— START Page —

MEASUREMENT OF VISCOSITY This invention relates to an apparatus and a method for determining the viscosity, at a given reference temperature, of a liquid flowing in a pipe.

There are a number of situations where it is desirable to know the viscosity of a liquid flowing in a pipe under conditions of Newtonian flow. Many liquid products, particularly petroleum products, are produced by blending two or more streams and the resulting product may have to be within certain viscosity limits.

The production of marine fuel oil by in-line blending of heavy petroleum fractions is one such example. In-line blending of fuel oils on the basis of fixed volumetric ratios requires an exact knowledge of each blend component if a good quality blend is to be obtained. However, this information is not always available at installations which have a high throughput of fuel oil and a low storage capacity. Fuel oil is usually sold on a specification which includes viscosity. Viscosity can be adjusted during blending by the addition of relatively low viscosity material known as "cutter stock". This material is expensive. If too much is used so that the viscosity is well below the limit specified by the customer then the supplier's costs are increased without any corresponding increase in income.If, however, the viscosity is too high the customer will claim against the supplier for failing to meet the agreed specification. The quantities of fuel oil involved may be very large when bunkering a large vessel. There is therefore a great need to find a way of determining the viscosity of fuel oils resulting from in-line blending of different materials so that the viscosity of the blend can be adjusted.

We have tested methods of determining viscosity of viscous fluids on-line using a vibrating reed viscometer. This relies on knowing certain information about the material being tested. Even small inaccuracies in this information can adversely affect the accuracy of the result and we did not find that this was a satisfactory method.

Capillary viscometers can be used to measure viscosity but these can only take small quantities of sample. Capillary viscometers tend to have a long response time and require precise control over temperature. It would be desirable to find a method which works with relatively large samples which are more likely to be representative.

In other situations even if the viscosity of a flowing liquid is not crucial per se, it could be measured and used as an indication of some other required quality.

It is known that, if the viscosity of a liquid is determined at two different temperatures, then its viscosity at any other temperature can be calculated using the Walther equation. Such a technique is well known in laboratories and other static situations but as far as is known it has not been applied to liquids flowing in a pipe. Further, applying the technique to flowing liquids does require some variations from and modification of the technique as used in a static situation.

According to the present invention, apparatus for determining the viscosity, at a given reference temperature, of a liquid flowing in a pipe comprises: (a) a loop of tubing to bleed off a portion of the liquid flowing in the pipe.

(b) two viscometers positioned in the loop with a heater or cooler between the two viscometers, and (c) a densitometer for measuring the density of the liquid in the loop.

— END Page —
— START Data shown —

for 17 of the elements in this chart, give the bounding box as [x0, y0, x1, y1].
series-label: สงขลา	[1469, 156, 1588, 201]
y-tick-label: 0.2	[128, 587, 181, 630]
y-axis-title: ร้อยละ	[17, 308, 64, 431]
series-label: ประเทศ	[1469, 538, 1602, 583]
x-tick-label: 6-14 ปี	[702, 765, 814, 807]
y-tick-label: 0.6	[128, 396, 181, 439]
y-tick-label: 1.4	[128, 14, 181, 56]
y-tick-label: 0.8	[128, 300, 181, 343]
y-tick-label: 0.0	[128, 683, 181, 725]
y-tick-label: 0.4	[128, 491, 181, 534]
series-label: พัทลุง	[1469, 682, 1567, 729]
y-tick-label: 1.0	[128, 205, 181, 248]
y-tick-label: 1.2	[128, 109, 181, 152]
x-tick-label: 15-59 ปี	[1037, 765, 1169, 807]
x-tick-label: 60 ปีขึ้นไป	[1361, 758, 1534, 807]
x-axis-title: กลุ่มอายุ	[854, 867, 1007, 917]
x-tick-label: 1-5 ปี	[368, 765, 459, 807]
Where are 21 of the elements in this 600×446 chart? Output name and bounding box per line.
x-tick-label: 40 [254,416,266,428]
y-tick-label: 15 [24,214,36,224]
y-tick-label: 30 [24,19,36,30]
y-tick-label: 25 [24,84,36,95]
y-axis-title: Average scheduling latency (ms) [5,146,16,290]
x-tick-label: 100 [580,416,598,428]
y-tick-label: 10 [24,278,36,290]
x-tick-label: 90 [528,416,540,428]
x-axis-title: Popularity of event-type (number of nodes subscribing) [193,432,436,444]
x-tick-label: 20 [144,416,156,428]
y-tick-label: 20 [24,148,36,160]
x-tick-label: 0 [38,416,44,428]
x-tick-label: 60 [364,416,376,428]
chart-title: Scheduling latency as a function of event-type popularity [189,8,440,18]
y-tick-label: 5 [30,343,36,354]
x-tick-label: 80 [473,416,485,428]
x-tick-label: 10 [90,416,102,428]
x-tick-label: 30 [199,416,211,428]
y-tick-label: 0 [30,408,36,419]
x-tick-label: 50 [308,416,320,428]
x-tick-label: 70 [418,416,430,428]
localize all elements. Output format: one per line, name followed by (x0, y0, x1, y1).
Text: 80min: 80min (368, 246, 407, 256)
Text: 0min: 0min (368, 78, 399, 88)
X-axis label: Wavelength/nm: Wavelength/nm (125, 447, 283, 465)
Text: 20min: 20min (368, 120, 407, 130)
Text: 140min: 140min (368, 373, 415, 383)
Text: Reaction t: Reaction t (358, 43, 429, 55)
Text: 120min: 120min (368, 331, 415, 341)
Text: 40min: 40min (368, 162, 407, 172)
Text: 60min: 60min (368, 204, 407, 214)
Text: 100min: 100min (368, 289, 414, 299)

— END Data shown —

» **Stated task**:
From the viscosity measurement text above, reproduce the passage starting with "It is known" and going on through "in the pipe.".

» **Full response**:
It is known that, if the viscosity of a liquid is determined at two different temperatures, then its viscosity at any other temperature can be calculated using the Walther equation. Such a technique is well known in laboratories and other static situations but as far as is known it has not been applied to liquids flowing in a pipe. Further, applying the technique to flowing liquids does require some variations from and modification of the technique as used in a static situation.

According to the present invention, apparatus for determining the viscosity, at a given reference temperature, of a liquid flowing in a pipe comprises: (a) a loop of tubing to bleed off a portion of the liquid flowing in the pipe.